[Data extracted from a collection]

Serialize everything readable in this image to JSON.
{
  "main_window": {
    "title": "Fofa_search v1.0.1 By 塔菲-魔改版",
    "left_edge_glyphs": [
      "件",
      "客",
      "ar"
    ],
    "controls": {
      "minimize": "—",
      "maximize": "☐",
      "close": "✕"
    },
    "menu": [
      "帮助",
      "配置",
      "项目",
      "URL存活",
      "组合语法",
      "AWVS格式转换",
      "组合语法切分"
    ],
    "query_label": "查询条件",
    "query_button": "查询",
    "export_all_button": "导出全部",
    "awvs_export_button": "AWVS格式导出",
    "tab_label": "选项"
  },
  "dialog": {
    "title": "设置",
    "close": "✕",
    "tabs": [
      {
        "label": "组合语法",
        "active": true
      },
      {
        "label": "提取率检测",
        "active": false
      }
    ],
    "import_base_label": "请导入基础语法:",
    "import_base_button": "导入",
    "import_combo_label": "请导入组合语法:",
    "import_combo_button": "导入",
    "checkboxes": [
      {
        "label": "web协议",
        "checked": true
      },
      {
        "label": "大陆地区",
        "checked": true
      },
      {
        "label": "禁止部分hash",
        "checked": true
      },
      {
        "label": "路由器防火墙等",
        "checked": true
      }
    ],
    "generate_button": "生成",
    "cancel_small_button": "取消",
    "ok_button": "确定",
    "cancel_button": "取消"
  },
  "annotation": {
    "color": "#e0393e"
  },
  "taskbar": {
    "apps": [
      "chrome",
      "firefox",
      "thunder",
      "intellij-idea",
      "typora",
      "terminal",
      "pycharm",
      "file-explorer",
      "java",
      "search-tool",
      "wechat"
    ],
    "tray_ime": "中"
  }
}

Work instructions:
Each line of the material above needs to be quoted exactly, please.

Solution to this task:
Serialize everything readable in this image to JSON.
{
  "main_window": {
    "title": "Fofa_search v1.0.1 By 塔菲-魔改版",
    "left_edge_glyphs": [
      "件",
      "客",
      "ar"
    ],
    "controls": {
      "minimize": "—",
      "maximize": "☐",
      "close": "✕"
    },
    "menu": [
      "帮助",
      "配置",
      "项目",
      "URL存活",
      "组合语法",
      "AWVS格式转换",
      "组合语法切分"
    ],
    "query_label": "查询条件",
    "query_button": "查询",
    "export_all_button": "导出全部",
    "awvs_export_button": "AWVS格式导出",
    "tab_label": "选项"
  },
  "dialog": {
    "title": "设置",
    "close": "✕",
    "tabs": [
      {
        "label": "组合语法",
        "active": true
      },
      {
        "label": "提取率检测",
        "active": false
      }
    ],
    "import_base_label": "请导入基础语法:",
    "import_base_button": "导入",
    "import_combo_label": "请导入组合语法:",
    "import_combo_button": "导入",
    "checkboxes": [
      {
        "label": "web协议",
        "checked": true
      },
      {
        "label": "大陆地区",
        "checked": true
      },
      {
        "label": "禁止部分hash",
        "checked": true
      },
      {
        "label": "路由器防火墙等",
        "checked": true
      }
    ],
    "generate_button": "生成",
    "cancel_small_button": "取消",
    "ok_button": "确定",
    "cancel_button": "取消"
  },
  "annotation": {
    "color": "#e0393e"
  },
  "taskbar": {
    "apps": [
      "chrome",
      "firefox",
      "thunder",
      "intellij-idea",
      "typora",
      "terminal",
      "pycharm",
      "file-explorer",
      "java",
      "search-tool",
      "wechat"
    ],
    "tray_ime": "中"
  }
}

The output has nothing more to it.